Collected data

— begin —

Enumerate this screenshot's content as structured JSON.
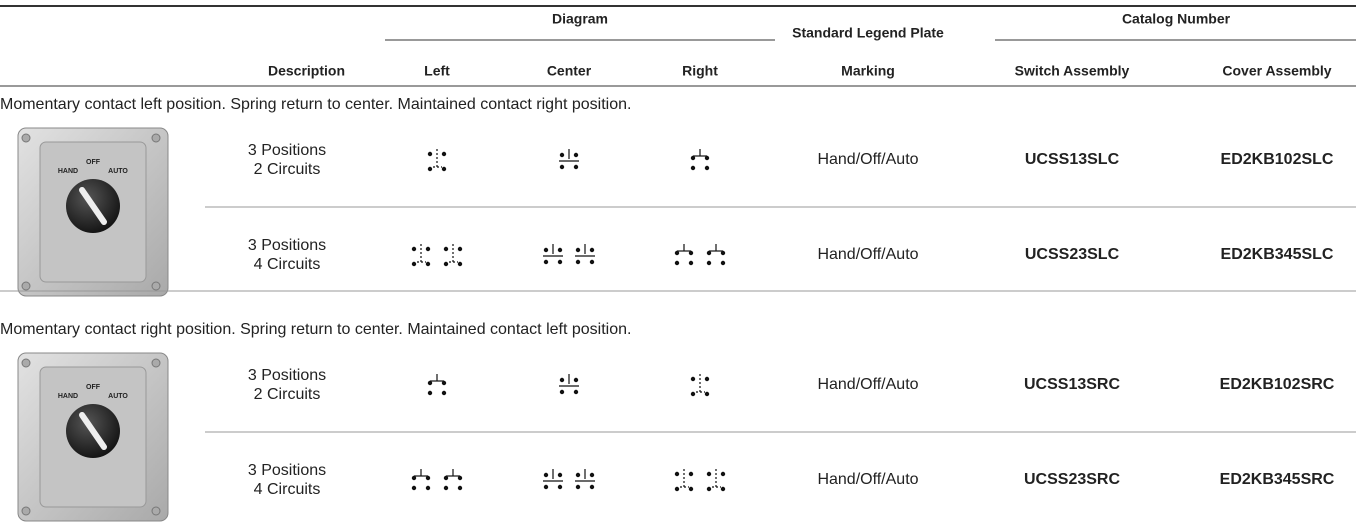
{
  "header": {
    "diagram": "Diagram",
    "legend_plate": "Standard Legend Plate",
    "catalog_number": "Catalog Number",
    "columns": [
      "Description",
      "Left",
      "Center",
      "Right",
      "Marking",
      "Switch Assembly",
      "Cover Assembly"
    ]
  },
  "sections": [
    {
      "title": "Momentary contact left position. Spring return to center. Maintained contact right position.",
      "switch_labels": [
        "OFF",
        "HAND",
        "AUTO"
      ],
      "rows": [
        {
          "description": [
            "3 Positions",
            "2 Circuits"
          ],
          "marking": "Hand/Off/Auto",
          "switch_assembly": "UCSS13SLC",
          "cover_assembly": "ED2KB102SLC"
        },
        {
          "description": [
            "3 Positions",
            "4 Circuits"
          ],
          "marking": "Hand/Off/Auto",
          "switch_assembly": "UCSS23SLC",
          "cover_assembly": "ED2KB345SLC"
        }
      ]
    },
    {
      "title": "Momentary contact right position. Spring return to center. Maintained contact left position.",
      "switch_labels": [
        "OFF",
        "HAND",
        "AUTO"
      ],
      "rows": [
        {
          "description": [
            "3 Positions",
            "2 Circuits"
          ],
          "marking": "Hand/Off/Auto",
          "switch_assembly": "UCSS13SRC",
          "cover_assembly": "ED2KB102SRC"
        },
        {
          "description": [
            "3 Positions",
            "4 Circuits"
          ],
          "marking": "Hand/Off/Auto",
          "switch_assembly": "UCSS23SRC",
          "cover_assembly": "ED2KB345SRC"
        }
      ]
    }
  ]
}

— end —

Pictures stay out; repeat all the rest of the records exactly.

Solution below
Enumerate this screenshot's content as structured JSON.
{
  "header": {
    "diagram": "Diagram",
    "legend_plate": "Standard Legend Plate",
    "catalog_number": "Catalog Number",
    "columns": [
      "Description",
      "Left",
      "Center",
      "Right",
      "Marking",
      "Switch Assembly",
      "Cover Assembly"
    ]
  },
  "sections": [
    {
      "title": "Momentary contact left position. Spring return to center. Maintained contact right position.",
      "switch_labels": [
        "OFF",
        "HAND",
        "AUTO"
      ],
      "rows": [
        {
          "description": [
            "3 Positions",
            "2 Circuits"
          ],
          "marking": "Hand/Off/Auto",
          "switch_assembly": "UCSS13SLC",
          "cover_assembly": "ED2KB102SLC"
        },
        {
          "description": [
            "3 Positions",
            "4 Circuits"
          ],
          "marking": "Hand/Off/Auto",
          "switch_assembly": "UCSS23SLC",
          "cover_assembly": "ED2KB345SLC"
        }
      ]
    },
    {
      "title": "Momentary contact right position. Spring return to center. Maintained contact left position.",
      "switch_labels": [
        "OFF",
        "HAND",
        "AUTO"
      ],
      "rows": [
        {
          "description": [
            "3 Positions",
            "2 Circuits"
          ],
          "marking": "Hand/Off/Auto",
          "switch_assembly": "UCSS13SRC",
          "cover_assembly": "ED2KB102SRC"
        },
        {
          "description": [
            "3 Positions",
            "4 Circuits"
          ],
          "marking": "Hand/Off/Auto",
          "switch_assembly": "UCSS23SRC",
          "cover_assembly": "ED2KB345SRC"
        }
      ]
    }
  ]
}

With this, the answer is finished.